Task to carry out =
From the listing below, copy every line with the word "name".

(Records about charts and figures)
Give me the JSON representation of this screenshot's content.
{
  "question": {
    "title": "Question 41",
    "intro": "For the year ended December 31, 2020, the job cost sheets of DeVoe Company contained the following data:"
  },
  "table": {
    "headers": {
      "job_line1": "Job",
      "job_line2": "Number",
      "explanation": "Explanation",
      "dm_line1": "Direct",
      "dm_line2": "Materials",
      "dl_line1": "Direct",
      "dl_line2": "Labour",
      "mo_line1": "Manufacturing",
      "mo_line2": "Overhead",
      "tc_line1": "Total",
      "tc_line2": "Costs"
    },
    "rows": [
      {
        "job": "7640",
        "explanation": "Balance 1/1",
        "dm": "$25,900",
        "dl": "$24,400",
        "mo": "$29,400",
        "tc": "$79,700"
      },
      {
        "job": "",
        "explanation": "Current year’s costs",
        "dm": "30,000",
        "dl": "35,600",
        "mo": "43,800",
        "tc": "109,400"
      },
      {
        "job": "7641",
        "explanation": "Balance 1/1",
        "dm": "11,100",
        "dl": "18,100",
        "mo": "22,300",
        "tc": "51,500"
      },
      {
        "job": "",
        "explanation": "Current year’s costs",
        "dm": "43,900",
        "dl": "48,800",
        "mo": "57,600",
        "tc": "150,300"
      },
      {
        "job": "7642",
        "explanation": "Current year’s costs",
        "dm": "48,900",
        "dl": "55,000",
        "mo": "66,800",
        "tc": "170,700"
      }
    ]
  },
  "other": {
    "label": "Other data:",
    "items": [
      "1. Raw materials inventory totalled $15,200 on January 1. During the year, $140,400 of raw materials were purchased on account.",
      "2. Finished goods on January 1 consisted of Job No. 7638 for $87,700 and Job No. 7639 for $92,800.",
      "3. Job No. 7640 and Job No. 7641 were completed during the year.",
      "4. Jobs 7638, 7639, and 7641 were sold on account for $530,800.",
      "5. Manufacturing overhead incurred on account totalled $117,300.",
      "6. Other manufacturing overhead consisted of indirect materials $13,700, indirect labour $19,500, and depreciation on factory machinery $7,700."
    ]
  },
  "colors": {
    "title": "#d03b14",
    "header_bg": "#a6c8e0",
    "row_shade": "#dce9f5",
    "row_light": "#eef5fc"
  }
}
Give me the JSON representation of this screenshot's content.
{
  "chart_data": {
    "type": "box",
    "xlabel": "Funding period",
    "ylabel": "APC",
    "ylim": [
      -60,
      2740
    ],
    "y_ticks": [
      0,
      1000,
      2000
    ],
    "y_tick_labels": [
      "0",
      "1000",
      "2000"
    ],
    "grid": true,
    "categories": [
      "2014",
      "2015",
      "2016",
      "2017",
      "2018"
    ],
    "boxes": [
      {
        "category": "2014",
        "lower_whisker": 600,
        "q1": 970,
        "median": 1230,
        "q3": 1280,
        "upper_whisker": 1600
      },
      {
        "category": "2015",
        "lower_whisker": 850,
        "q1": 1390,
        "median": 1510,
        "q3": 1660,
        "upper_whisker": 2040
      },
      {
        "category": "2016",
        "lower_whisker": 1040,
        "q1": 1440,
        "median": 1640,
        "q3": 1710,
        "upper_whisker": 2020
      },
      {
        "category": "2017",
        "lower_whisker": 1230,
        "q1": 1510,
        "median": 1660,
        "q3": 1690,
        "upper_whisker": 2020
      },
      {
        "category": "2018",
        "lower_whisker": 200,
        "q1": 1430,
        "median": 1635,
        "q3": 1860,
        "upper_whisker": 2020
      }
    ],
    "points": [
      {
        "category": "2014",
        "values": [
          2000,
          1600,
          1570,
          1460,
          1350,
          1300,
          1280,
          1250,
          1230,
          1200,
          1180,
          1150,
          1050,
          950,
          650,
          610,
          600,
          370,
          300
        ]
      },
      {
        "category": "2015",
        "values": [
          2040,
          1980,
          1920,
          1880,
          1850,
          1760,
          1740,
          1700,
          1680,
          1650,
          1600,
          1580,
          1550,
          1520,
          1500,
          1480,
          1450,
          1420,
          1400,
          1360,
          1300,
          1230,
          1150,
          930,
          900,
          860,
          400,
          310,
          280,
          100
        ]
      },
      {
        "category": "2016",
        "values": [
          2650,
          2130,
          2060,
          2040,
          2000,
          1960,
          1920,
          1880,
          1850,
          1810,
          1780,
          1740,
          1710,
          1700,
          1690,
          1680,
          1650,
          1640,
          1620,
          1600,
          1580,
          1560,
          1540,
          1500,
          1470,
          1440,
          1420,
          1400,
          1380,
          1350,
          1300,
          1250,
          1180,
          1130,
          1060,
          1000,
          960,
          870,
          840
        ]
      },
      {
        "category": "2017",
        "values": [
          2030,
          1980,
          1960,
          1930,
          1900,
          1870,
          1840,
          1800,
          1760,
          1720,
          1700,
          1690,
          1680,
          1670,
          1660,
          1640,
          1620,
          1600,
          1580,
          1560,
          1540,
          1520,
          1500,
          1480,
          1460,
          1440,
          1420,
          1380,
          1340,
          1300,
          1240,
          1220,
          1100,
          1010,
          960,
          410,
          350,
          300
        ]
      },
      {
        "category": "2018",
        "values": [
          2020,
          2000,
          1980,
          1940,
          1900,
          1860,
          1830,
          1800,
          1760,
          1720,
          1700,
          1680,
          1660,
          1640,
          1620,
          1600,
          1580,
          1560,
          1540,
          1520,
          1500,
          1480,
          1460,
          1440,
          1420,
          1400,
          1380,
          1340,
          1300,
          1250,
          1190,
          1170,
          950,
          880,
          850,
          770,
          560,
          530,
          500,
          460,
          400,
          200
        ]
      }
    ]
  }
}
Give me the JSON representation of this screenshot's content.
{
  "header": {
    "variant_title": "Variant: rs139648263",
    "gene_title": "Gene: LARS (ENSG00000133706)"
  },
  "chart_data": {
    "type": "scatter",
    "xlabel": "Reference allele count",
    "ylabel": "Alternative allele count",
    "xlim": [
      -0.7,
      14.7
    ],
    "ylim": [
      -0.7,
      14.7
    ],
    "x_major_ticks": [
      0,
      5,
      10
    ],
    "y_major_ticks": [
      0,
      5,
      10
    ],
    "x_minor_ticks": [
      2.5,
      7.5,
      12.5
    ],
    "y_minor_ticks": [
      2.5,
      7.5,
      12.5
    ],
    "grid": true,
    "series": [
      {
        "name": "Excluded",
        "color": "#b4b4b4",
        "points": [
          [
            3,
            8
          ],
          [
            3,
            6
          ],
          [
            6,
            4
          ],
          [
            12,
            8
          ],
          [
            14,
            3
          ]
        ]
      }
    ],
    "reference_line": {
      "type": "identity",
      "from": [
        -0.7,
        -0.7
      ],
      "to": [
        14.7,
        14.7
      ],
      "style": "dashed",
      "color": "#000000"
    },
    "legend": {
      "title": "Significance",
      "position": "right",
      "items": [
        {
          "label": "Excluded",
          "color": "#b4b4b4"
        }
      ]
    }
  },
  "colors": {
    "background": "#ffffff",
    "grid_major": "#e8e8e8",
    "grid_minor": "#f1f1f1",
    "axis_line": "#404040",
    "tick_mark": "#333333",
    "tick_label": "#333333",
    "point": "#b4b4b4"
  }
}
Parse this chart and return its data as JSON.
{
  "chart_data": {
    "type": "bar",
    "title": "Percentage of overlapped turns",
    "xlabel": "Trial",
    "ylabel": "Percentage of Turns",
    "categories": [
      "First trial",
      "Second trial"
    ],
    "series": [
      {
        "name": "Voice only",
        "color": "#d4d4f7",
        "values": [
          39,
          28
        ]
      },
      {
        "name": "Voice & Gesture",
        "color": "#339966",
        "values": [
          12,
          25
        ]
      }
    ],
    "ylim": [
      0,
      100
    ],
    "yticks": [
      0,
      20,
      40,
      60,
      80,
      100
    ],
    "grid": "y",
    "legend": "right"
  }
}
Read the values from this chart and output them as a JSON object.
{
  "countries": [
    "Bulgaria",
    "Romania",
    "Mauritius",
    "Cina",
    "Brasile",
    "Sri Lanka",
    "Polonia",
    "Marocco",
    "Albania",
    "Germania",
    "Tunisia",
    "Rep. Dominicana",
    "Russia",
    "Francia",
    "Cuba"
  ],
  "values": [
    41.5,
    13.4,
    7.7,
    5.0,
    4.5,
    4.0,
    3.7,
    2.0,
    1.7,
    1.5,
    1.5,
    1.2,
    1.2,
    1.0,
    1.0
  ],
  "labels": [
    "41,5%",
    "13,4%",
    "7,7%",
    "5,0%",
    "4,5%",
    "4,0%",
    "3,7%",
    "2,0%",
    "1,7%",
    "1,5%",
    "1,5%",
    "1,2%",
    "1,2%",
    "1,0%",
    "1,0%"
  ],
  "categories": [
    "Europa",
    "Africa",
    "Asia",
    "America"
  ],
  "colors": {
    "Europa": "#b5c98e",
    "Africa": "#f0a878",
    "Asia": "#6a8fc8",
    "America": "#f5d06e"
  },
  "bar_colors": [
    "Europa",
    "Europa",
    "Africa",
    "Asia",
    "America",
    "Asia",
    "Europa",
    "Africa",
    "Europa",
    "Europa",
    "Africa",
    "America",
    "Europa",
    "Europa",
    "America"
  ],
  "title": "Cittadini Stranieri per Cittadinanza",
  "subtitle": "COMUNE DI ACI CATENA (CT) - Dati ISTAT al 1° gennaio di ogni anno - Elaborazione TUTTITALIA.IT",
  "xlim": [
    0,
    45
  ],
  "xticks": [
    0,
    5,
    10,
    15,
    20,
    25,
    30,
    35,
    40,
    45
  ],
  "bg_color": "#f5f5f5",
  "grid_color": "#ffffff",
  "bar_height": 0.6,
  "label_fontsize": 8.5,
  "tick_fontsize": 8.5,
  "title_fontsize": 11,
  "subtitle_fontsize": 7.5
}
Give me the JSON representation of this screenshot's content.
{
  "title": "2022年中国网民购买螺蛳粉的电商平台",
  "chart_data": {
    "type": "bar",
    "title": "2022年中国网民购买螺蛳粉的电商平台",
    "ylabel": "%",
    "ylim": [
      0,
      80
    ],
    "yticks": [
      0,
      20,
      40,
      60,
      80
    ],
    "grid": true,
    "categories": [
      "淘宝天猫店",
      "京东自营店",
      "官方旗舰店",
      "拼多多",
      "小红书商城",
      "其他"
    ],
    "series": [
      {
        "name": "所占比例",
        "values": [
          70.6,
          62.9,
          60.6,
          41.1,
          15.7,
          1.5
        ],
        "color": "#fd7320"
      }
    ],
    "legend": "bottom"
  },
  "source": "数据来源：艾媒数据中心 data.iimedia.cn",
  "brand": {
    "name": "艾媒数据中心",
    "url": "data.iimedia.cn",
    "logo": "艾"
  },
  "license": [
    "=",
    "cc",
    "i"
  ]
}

The answer =
        "name": "Excluded",
        "name": "Voice only",
        "name": "Voice & Gesture",
        "name": "所占比例",
    "name": "艾媒数据中心",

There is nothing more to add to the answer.